How many lines in these records hold the string "this"? State only that number.
⟨
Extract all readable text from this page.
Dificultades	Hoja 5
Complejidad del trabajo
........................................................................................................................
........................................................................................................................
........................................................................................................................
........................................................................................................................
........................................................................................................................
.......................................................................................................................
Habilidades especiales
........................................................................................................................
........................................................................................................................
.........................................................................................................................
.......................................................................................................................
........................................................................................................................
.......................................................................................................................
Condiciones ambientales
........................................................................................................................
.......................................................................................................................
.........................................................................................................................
⟩
⟨
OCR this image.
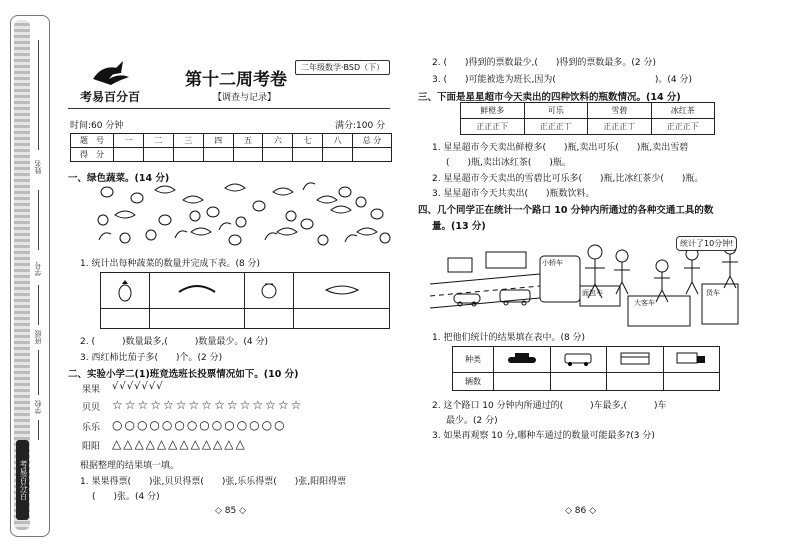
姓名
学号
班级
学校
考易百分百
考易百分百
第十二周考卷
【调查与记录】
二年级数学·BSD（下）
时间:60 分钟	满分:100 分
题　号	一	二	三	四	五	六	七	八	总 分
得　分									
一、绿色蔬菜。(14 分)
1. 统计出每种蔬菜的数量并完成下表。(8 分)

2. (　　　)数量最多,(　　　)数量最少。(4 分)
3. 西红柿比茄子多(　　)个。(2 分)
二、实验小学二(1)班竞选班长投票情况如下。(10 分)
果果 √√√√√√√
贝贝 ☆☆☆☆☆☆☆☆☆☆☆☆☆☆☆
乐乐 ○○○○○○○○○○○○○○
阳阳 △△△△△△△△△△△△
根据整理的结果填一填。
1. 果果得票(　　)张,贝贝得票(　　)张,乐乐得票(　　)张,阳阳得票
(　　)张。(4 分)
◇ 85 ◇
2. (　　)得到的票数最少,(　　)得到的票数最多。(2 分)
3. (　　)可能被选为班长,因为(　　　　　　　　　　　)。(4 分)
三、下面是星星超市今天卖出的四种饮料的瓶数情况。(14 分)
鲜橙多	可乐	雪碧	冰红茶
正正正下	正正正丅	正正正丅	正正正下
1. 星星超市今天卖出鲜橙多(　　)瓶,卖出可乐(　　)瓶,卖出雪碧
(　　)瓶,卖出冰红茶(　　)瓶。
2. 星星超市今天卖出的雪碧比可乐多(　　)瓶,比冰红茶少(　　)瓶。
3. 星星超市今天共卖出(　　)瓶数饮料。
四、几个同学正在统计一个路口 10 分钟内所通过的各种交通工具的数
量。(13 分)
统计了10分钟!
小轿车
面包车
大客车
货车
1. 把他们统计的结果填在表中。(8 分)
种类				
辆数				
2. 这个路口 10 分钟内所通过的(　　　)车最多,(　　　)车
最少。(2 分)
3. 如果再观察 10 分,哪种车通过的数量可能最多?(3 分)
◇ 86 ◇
⟩
_Full output_
2